### What the task requires:
Copy out each line exactly; pictures stay out of the copy.

━━━ Data in this exercise

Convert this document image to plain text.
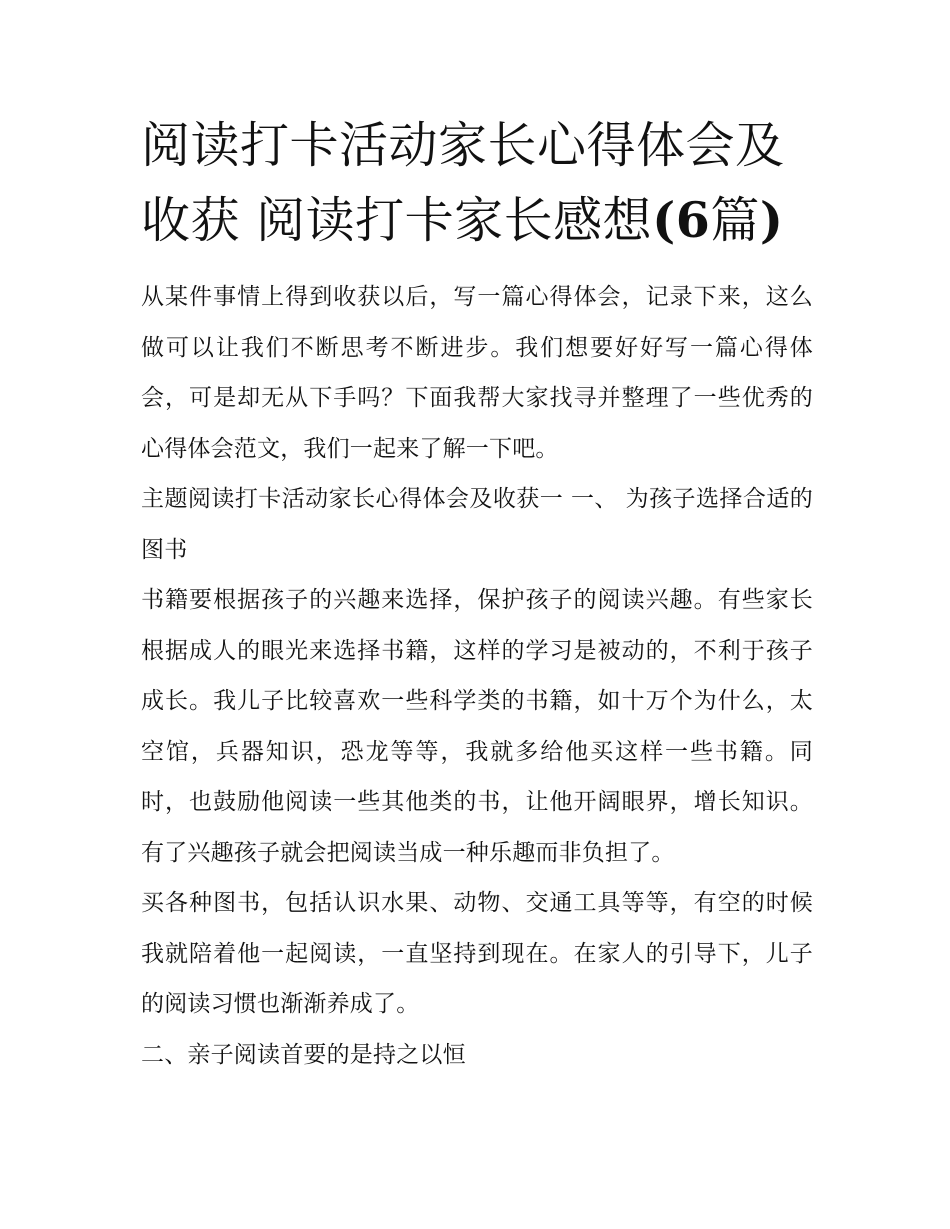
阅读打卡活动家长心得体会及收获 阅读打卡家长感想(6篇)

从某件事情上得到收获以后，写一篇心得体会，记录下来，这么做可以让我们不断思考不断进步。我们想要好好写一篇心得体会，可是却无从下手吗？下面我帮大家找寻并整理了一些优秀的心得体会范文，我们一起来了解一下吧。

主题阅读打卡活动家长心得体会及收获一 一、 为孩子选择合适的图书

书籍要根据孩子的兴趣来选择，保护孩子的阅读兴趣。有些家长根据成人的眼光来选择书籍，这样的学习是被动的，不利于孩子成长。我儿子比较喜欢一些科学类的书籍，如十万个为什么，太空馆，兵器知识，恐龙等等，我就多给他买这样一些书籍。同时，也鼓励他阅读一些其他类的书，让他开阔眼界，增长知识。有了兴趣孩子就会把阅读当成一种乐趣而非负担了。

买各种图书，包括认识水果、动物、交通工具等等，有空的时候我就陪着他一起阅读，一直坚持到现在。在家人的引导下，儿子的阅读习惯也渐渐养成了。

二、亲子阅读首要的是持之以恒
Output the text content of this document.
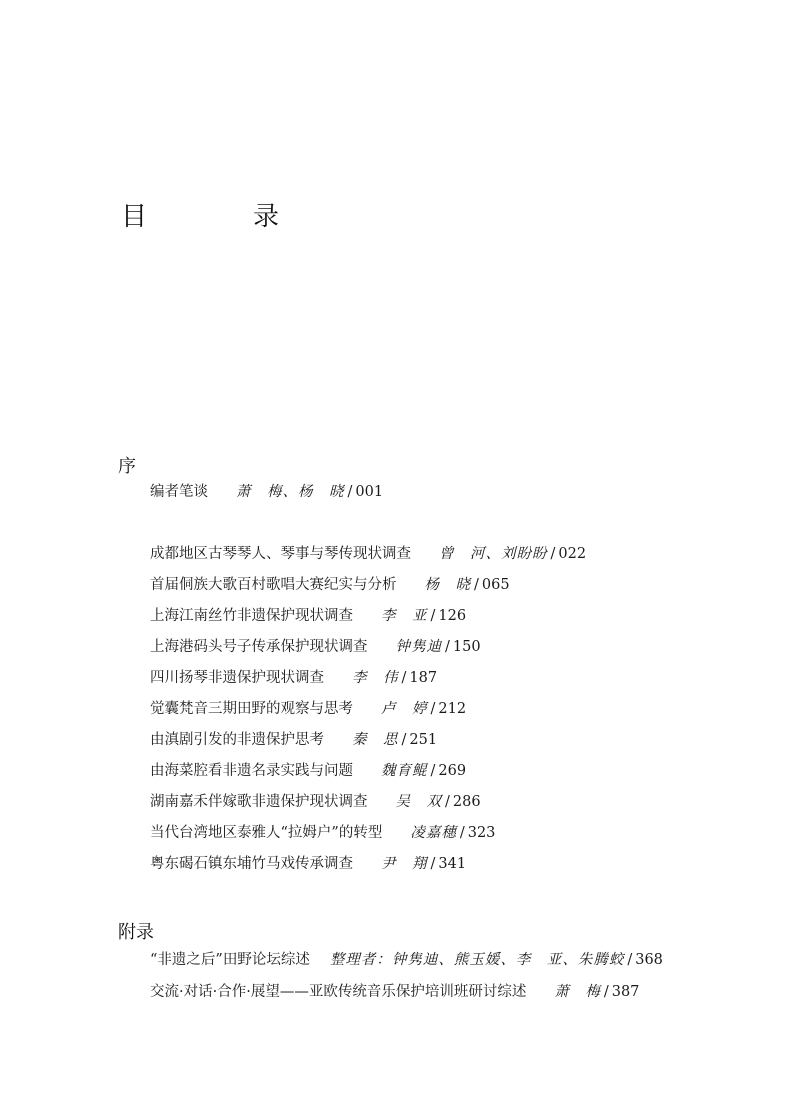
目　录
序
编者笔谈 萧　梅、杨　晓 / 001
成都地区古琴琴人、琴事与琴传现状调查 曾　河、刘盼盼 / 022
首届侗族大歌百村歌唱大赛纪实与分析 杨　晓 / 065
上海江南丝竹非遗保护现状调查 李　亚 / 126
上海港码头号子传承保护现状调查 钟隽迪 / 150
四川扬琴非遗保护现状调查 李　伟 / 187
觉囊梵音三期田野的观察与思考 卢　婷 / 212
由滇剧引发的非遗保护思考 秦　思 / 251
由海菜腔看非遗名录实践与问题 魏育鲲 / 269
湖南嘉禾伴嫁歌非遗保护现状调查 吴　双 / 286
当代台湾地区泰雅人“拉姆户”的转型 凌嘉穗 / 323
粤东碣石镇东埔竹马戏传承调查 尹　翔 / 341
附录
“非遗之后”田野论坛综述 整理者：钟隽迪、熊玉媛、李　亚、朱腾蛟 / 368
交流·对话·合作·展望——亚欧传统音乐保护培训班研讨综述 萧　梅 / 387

━━━━━━

### Full response:
Convert this document image to plain text.
阅读打卡活动家长心得体会及收获 阅读打卡家长感想(6篇)

从某件事情上得到收获以后，写一篇心得体会，记录下来，这么做可以让我们不断思考不断进步。我们想要好好写一篇心得体会，可是却无从下手吗？下面我帮大家找寻并整理了一些优秀的心得体会范文，我们一起来了解一下吧。

主题阅读打卡活动家长心得体会及收获一 一、 为孩子选择合适的图书

书籍要根据孩子的兴趣来选择，保护孩子的阅读兴趣。有些家长根据成人的眼光来选择书籍，这样的学习是被动的，不利于孩子成长。我儿子比较喜欢一些科学类的书籍，如十万个为什么，太空馆，兵器知识，恐龙等等，我就多给他买这样一些书籍。同时，也鼓励他阅读一些其他类的书，让他开阔眼界，增长知识。有了兴趣孩子就会把阅读当成一种乐趣而非负担了。

买各种图书，包括认识水果、动物、交通工具等等，有空的时候我就陪着他一起阅读，一直坚持到现在。在家人的引导下，儿子的阅读习惯也渐渐养成了。

二、亲子阅读首要的是持之以恒
Output the text content of this document.
目　录
序
编者笔谈 萧　梅、杨　晓 / 001
成都地区古琴琴人、琴事与琴传现状调查 曾　河、刘盼盼 / 022
首届侗族大歌百村歌唱大赛纪实与分析 杨　晓 / 065
上海江南丝竹非遗保护现状调查 李　亚 / 126
上海港码头号子传承保护现状调查 钟隽迪 / 150
四川扬琴非遗保护现状调查 李　伟 / 187
觉囊梵音三期田野的观察与思考 卢　婷 / 212
由滇剧引发的非遗保护思考 秦　思 / 251
由海菜腔看非遗名录实践与问题 魏育鲲 / 269
湖南嘉禾伴嫁歌非遗保护现状调查 吴　双 / 286
当代台湾地区泰雅人“拉姆户”的转型 凌嘉穗 / 323
粤东碣石镇东埔竹马戏传承调查 尹　翔 / 341
附录
“非遗之后”田野论坛综述 整理者：钟隽迪、熊玉媛、李　亚、朱腾蛟 / 368
交流·对话·合作·展望——亚欧传统音乐保护培训班研讨综述 萧　梅 / 387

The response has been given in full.